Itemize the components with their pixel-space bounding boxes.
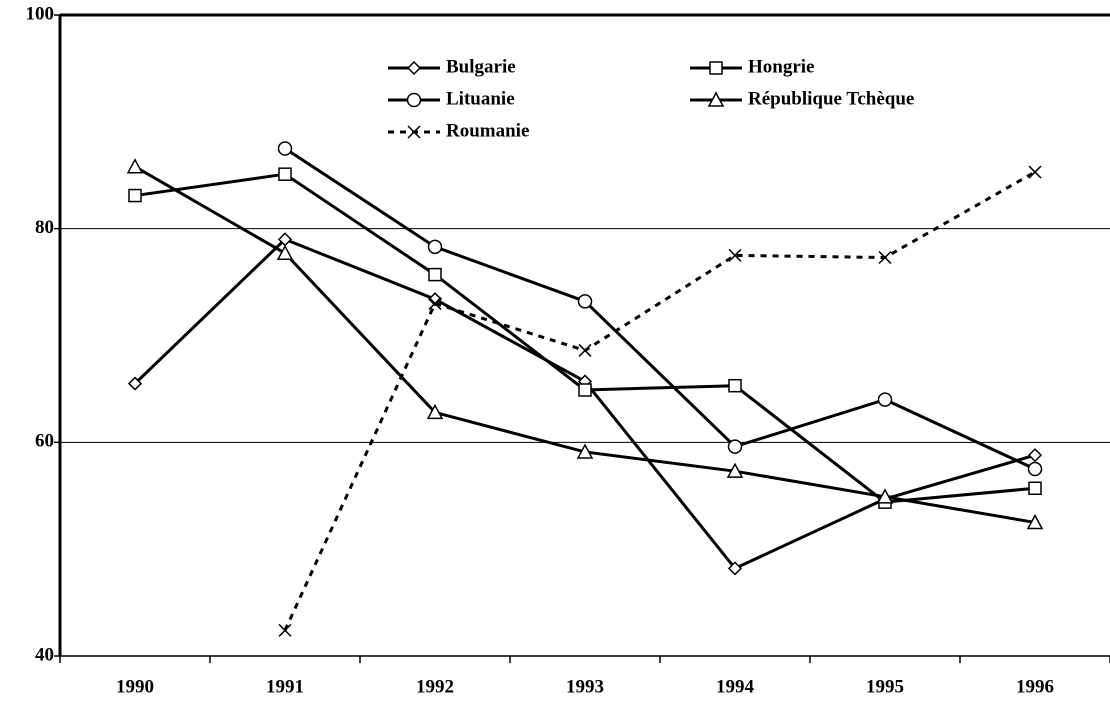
marker [277, 141, 293, 156]
marker [128, 188, 142, 203]
x-tick-label: 1991 [266, 676, 304, 697]
series-line [133, 237, 1036, 571]
x-tick-label: 1990 [116, 676, 154, 697]
legend-label: Lituanie [446, 88, 515, 109]
marker [876, 488, 894, 504]
marker [728, 378, 742, 393]
marker [278, 167, 292, 181]
marker [1027, 448, 1043, 463]
marker [578, 383, 592, 397]
legend-label: Bulgarie [446, 56, 516, 77]
legend-label: Roumanie [446, 120, 529, 141]
marker [727, 561, 743, 576]
x-tick-label: 1995 [866, 676, 904, 697]
marker [127, 376, 143, 391]
x-tick-label: 1992 [416, 676, 454, 697]
marker [406, 92, 422, 108]
marker [1028, 165, 1042, 179]
y-tick-label: 80 [35, 217, 54, 238]
marker [427, 239, 443, 255]
marker [428, 267, 442, 282]
marker [1028, 481, 1042, 496]
marker [426, 403, 444, 420]
legend-label: Hongrie [748, 56, 815, 77]
y-tick-label: 100 [26, 3, 55, 24]
x-tick-label: 1996 [1016, 676, 1054, 697]
marker [578, 343, 592, 357]
series-line [284, 147, 1036, 471]
marker [276, 244, 294, 260]
marker [727, 439, 743, 454]
y-tick-label: 60 [35, 431, 54, 452]
marker [576, 443, 594, 459]
marker [877, 392, 893, 407]
series-line [134, 165, 1036, 524]
marker [428, 296, 442, 310]
marker [126, 158, 144, 174]
series-line [283, 170, 1036, 631]
marker [278, 623, 292, 637]
marker [707, 91, 725, 107]
marker [878, 250, 892, 265]
marker [728, 248, 742, 262]
x-tick-label: 1993 [566, 676, 604, 697]
marker [709, 61, 723, 75]
marker [1027, 461, 1043, 477]
x-tick-label: 1994 [716, 676, 755, 697]
marker [407, 125, 421, 139]
y-tick-label: 40 [35, 644, 54, 665]
marker [1026, 513, 1044, 530]
marker [726, 462, 744, 478]
marker [577, 294, 593, 309]
marker [406, 60, 422, 76]
marker [427, 292, 443, 307]
legend-label: République Tchèque [748, 88, 914, 109]
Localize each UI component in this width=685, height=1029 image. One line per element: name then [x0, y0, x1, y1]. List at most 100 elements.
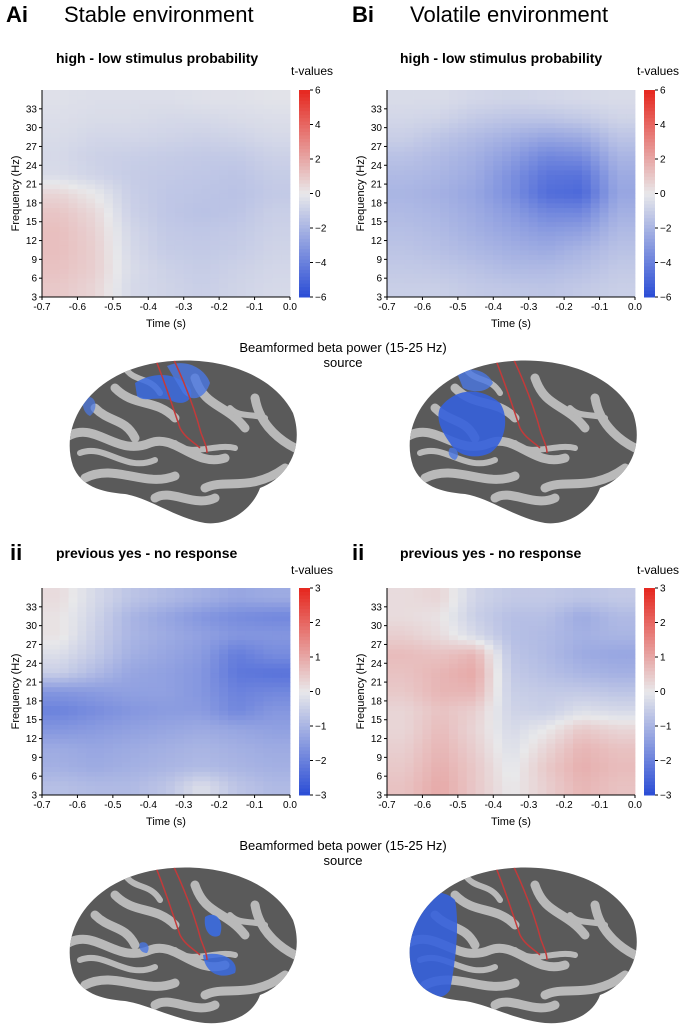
heatmap-cell	[493, 202, 503, 209]
heatmap-cell	[95, 776, 105, 782]
heatmap-cell	[493, 226, 503, 232]
heatmap-cell	[395, 169, 406, 176]
heatmap-cell	[157, 630, 167, 636]
heatmap-cell	[511, 202, 521, 209]
heatmap-cell	[573, 710, 583, 716]
heatmap-cell	[395, 254, 406, 260]
heatmap-cell	[254, 282, 264, 288]
heatmap-cell	[236, 762, 247, 768]
heatmap-cell	[130, 785, 140, 791]
heatmap-cell	[395, 165, 406, 171]
heatmap-cell	[272, 705, 282, 711]
heatmap-cell	[431, 141, 441, 147]
heatmap-cell	[599, 226, 609, 232]
heatmap-cell	[68, 724, 78, 730]
heatmap-cell	[121, 282, 131, 288]
heatmap-cell	[493, 160, 503, 166]
heatmap-cell	[537, 207, 547, 213]
heatmap-cell	[573, 677, 583, 683]
heatmap-cell	[254, 141, 264, 147]
heatmap-cell	[254, 193, 264, 199]
heatmap-cell	[599, 700, 609, 707]
heatmap-cell	[395, 231, 406, 237]
heatmap-cell	[210, 663, 220, 669]
heatmap-cell	[166, 653, 176, 659]
heatmap-cell	[254, 169, 264, 176]
heatmap-cell	[537, 108, 547, 114]
heatmap-cell	[210, 724, 220, 730]
heatmap-cell	[210, 99, 220, 105]
heatmap-cell	[86, 658, 96, 664]
heatmap-cell	[449, 259, 459, 265]
heatmap-cell	[219, 94, 229, 100]
heatmap-cell	[440, 757, 450, 763]
heatmap-cell	[449, 188, 459, 194]
heatmap-cell	[59, 137, 69, 143]
heatmap-cell	[245, 231, 255, 237]
heatmap-cell	[192, 620, 202, 627]
colorbar-step	[299, 698, 310, 703]
heatmap-cell	[493, 743, 503, 749]
heatmap-cell	[555, 94, 565, 100]
heatmap-cell	[263, 719, 273, 725]
heatmap-cell	[166, 104, 176, 110]
heatmap-cell	[475, 90, 485, 96]
heatmap-cell	[511, 738, 521, 744]
heatmap-cell	[95, 179, 105, 185]
heatmap-cell	[626, 282, 636, 288]
heatmap-cell	[573, 700, 583, 707]
heatmap-cell	[617, 766, 627, 772]
heatmap-cell	[457, 747, 468, 754]
heatmap-cell	[183, 155, 193, 161]
heatmap-cell	[95, 198, 105, 204]
heatmap-cell	[475, 108, 485, 114]
heatmap-cell	[95, 90, 105, 96]
heatmap-cell	[440, 90, 450, 96]
heatmap-cell	[422, 235, 432, 241]
heatmap-cell	[166, 287, 176, 293]
heatmap-cell	[59, 90, 69, 96]
heatmap-cell	[440, 715, 450, 721]
heatmap-cell	[210, 733, 220, 739]
heatmap-cell	[68, 132, 78, 138]
heatmap-cell	[210, 292, 220, 298]
heatmap-cell	[413, 747, 423, 754]
heatmap-cell	[139, 780, 149, 786]
heatmap-cell	[130, 677, 140, 683]
heatmap-cell	[502, 700, 512, 707]
heatmap-cell	[157, 644, 167, 650]
heatmap-cell	[201, 733, 211, 739]
heatmap-cell	[395, 104, 406, 110]
colorbar-step	[299, 179, 310, 184]
heatmap-cell	[555, 287, 565, 293]
heatmap-cell	[95, 146, 105, 152]
heatmap-cell	[245, 597, 255, 603]
heatmap-cell	[590, 221, 600, 227]
heatmap-cell	[564, 729, 574, 735]
y-tick-label: 12	[26, 734, 38, 745]
heatmap-cell	[112, 113, 123, 119]
y-tick-label: 9	[376, 255, 382, 266]
heatmap-cell	[590, 99, 600, 105]
heatmap-cell	[528, 757, 538, 763]
heatmap-cell	[493, 184, 503, 190]
heatmap-cell	[564, 700, 574, 707]
heatmap-cell	[555, 771, 565, 777]
heatmap-cell	[174, 264, 185, 270]
colorbar-tick-label: 4	[315, 120, 321, 131]
heatmap-cell	[404, 240, 414, 246]
heatmap-cell	[201, 635, 211, 641]
heatmap-cell	[50, 771, 61, 777]
heatmap-cell	[86, 691, 96, 697]
heatmap-cell	[245, 672, 255, 678]
heatmap-cell	[573, 282, 583, 288]
heatmap-cell	[236, 653, 247, 659]
heatmap-cell	[166, 766, 176, 772]
colorbar-step	[299, 262, 310, 267]
heatmap-cell	[449, 118, 459, 124]
heatmap-cell	[590, 240, 600, 246]
heatmap-cell	[599, 122, 609, 129]
heatmap-cell	[395, 686, 406, 692]
heatmap-cell	[236, 700, 247, 707]
heatmap-cell	[573, 292, 583, 298]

GIVEN PROBLEM → Copy out the lines of the data verbatim, beginning with the one that contains "marker [277, 141, 293, 156]" and continuing through the one that contains "y-tick-label: 40 [35, 644, 54, 665]", including both.

THE SOLUTION →
marker [277, 141, 293, 156]
marker [128, 188, 142, 203]
x-tick-label: 1991 [266, 676, 304, 697]
series-line [133, 237, 1036, 571]
x-tick-label: 1990 [116, 676, 154, 697]
legend-label: Lituanie [446, 88, 515, 109]
marker [876, 488, 894, 504]
marker [728, 378, 742, 393]
marker [278, 167, 292, 181]
marker [1027, 448, 1043, 463]
marker [578, 383, 592, 397]
legend-label: Bulgarie [446, 56, 516, 77]
legend-label: Roumanie [446, 120, 529, 141]
marker [727, 561, 743, 576]
x-tick-label: 1995 [866, 676, 904, 697]
marker [127, 376, 143, 391]
x-tick-label: 1992 [416, 676, 454, 697]
marker [406, 92, 422, 108]
marker [1028, 165, 1042, 179]
y-tick-label: 80 [35, 217, 54, 238]
marker [427, 239, 443, 255]
marker [428, 267, 442, 282]
marker [1028, 481, 1042, 496]
marker [426, 403, 444, 420]
legend-label: Hongrie [748, 56, 815, 77]
y-tick-label: 100 [26, 3, 55, 24]
x-tick-label: 1996 [1016, 676, 1054, 697]
marker [578, 343, 592, 357]
series-line [284, 147, 1036, 471]
marker [276, 244, 294, 260]
marker [727, 439, 743, 454]
y-tick-label: 60 [35, 431, 54, 452]
marker [576, 443, 594, 459]
marker [877, 392, 893, 407]
series-line [134, 165, 1036, 524]
marker [428, 296, 442, 310]
marker [126, 158, 144, 174]
series-line [283, 170, 1036, 631]
marker [278, 623, 292, 637]
marker [707, 91, 725, 107]
marker [878, 250, 892, 265]
marker [728, 248, 742, 262]
x-tick-label: 1993 [566, 676, 604, 697]
marker [709, 61, 723, 75]
marker [1027, 461, 1043, 477]
x-tick-label: 1994 [716, 676, 755, 697]
marker [407, 125, 421, 139]
y-tick-label: 40 [35, 644, 54, 665]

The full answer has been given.